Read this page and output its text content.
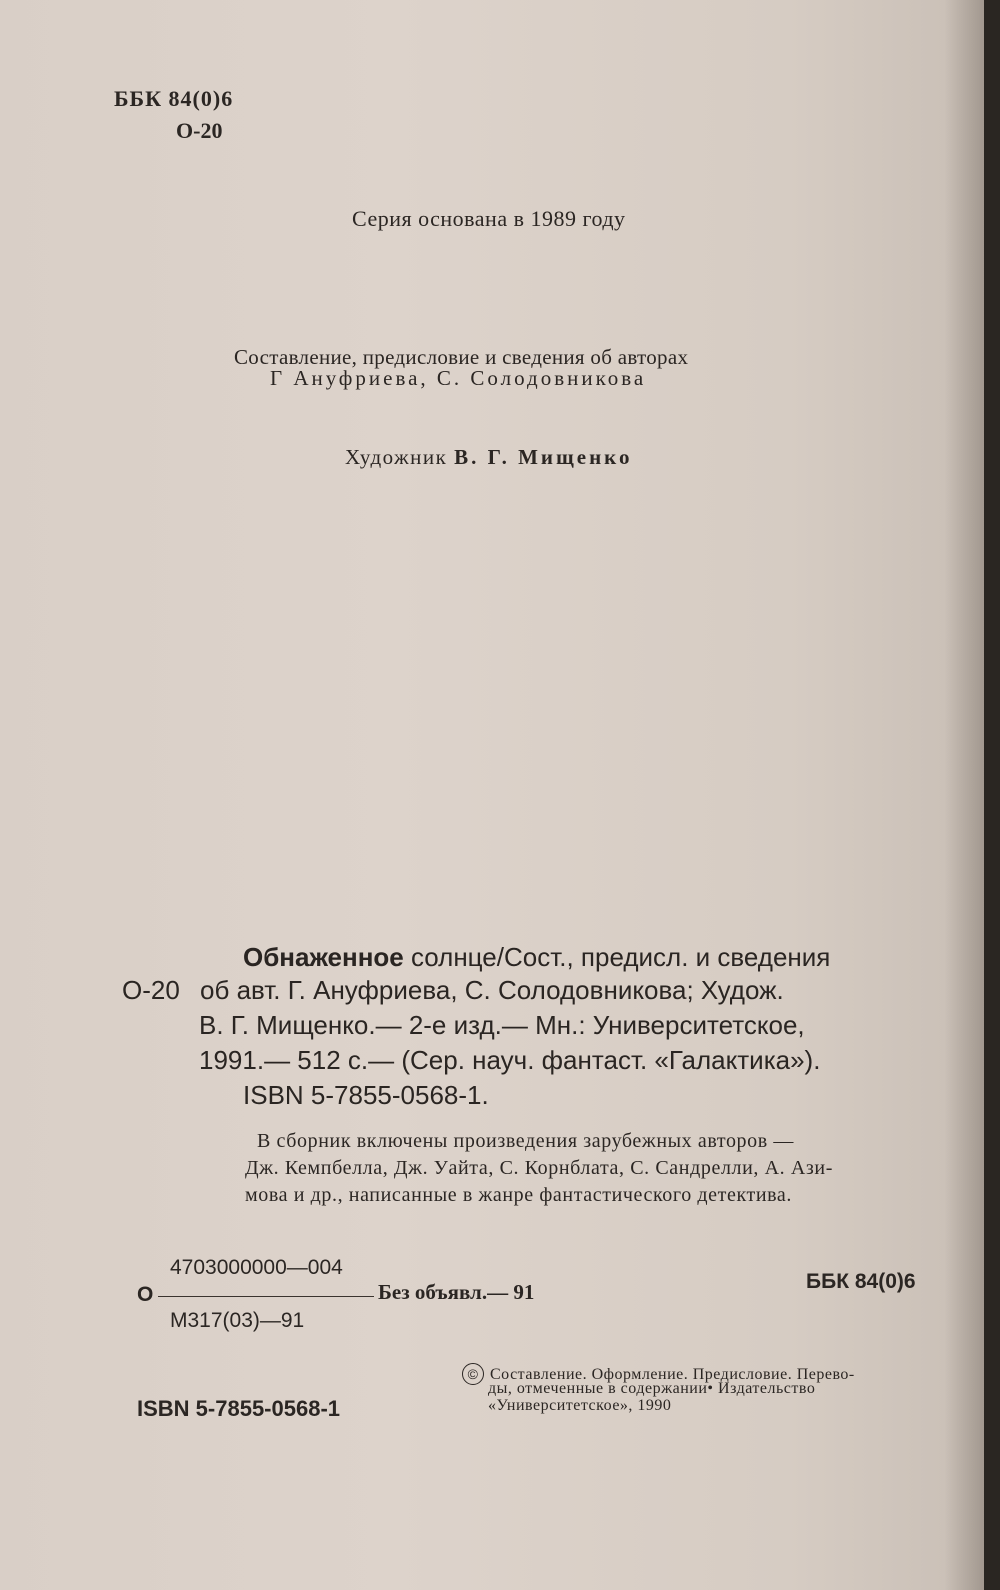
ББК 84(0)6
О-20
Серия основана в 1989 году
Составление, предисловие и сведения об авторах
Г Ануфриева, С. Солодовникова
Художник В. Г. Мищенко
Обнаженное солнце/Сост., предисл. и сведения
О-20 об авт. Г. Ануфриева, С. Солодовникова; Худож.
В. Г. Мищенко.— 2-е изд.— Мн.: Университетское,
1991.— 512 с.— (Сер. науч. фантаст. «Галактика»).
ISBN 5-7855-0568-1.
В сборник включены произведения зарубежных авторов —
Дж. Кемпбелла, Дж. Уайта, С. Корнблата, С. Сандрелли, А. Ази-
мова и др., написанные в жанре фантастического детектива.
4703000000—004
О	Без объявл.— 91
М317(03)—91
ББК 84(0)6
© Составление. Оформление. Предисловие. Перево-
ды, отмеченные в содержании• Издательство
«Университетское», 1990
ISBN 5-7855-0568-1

=-=-=

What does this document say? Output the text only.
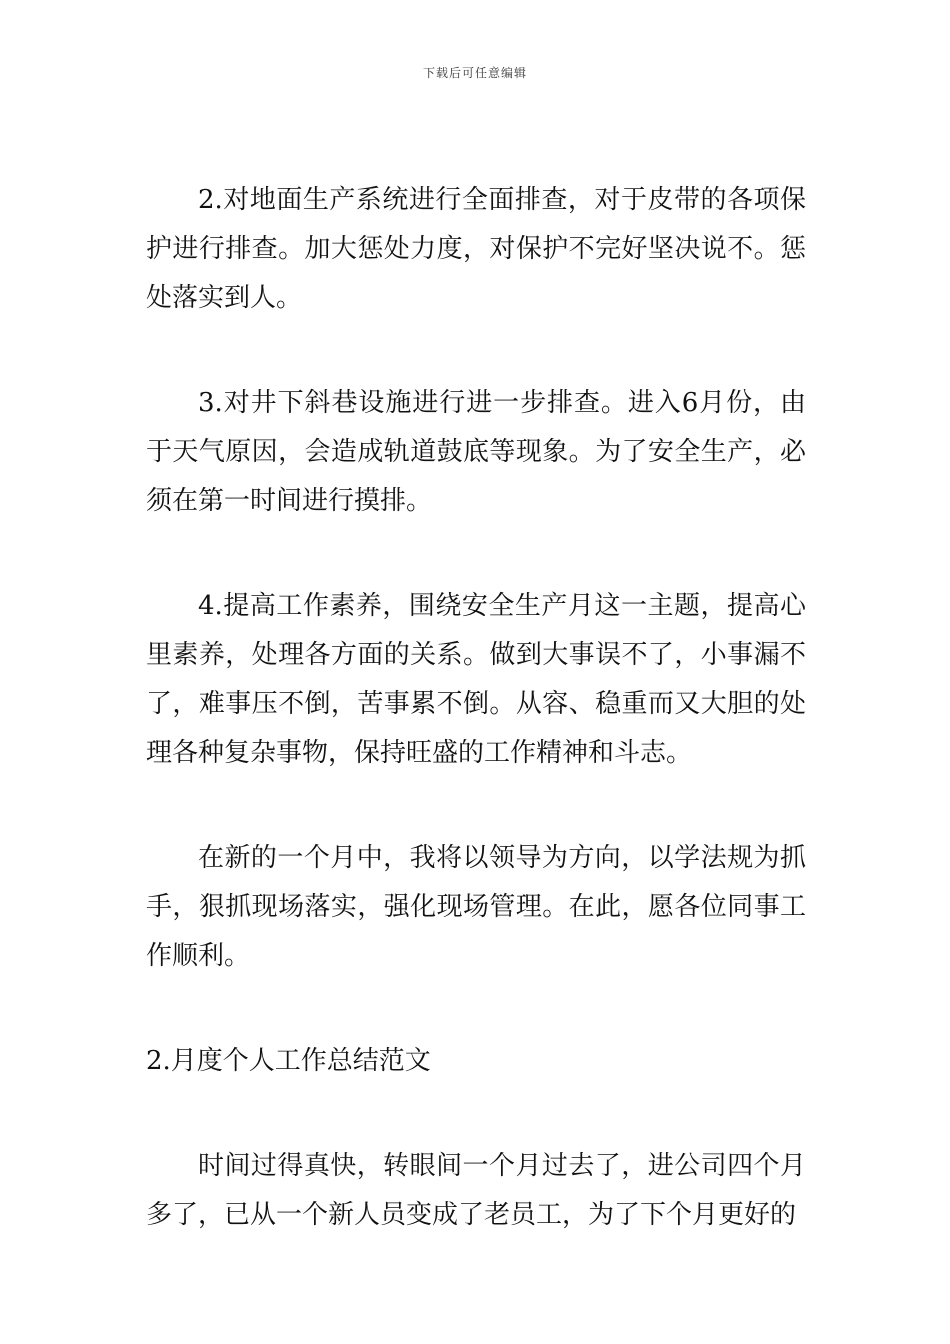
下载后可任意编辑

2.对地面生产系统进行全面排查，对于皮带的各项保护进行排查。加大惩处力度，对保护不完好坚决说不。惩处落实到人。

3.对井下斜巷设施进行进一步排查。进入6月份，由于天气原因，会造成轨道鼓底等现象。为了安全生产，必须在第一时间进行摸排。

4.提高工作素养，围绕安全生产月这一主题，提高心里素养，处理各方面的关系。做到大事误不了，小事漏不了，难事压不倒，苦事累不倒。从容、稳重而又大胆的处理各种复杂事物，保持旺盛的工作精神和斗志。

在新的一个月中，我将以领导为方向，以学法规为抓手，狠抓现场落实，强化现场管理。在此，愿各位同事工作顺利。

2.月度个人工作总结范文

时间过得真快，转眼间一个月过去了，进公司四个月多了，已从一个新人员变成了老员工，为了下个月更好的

=-=-=

Copy all lines of the material above where the string "Солодовникова" occurs.

• _ANSWER TO THE EXERCISE_:
Г Ануфриева, С. Солодовникова
О-20 об авт. Г. Ануфриева, С. Солодовникова; Худож.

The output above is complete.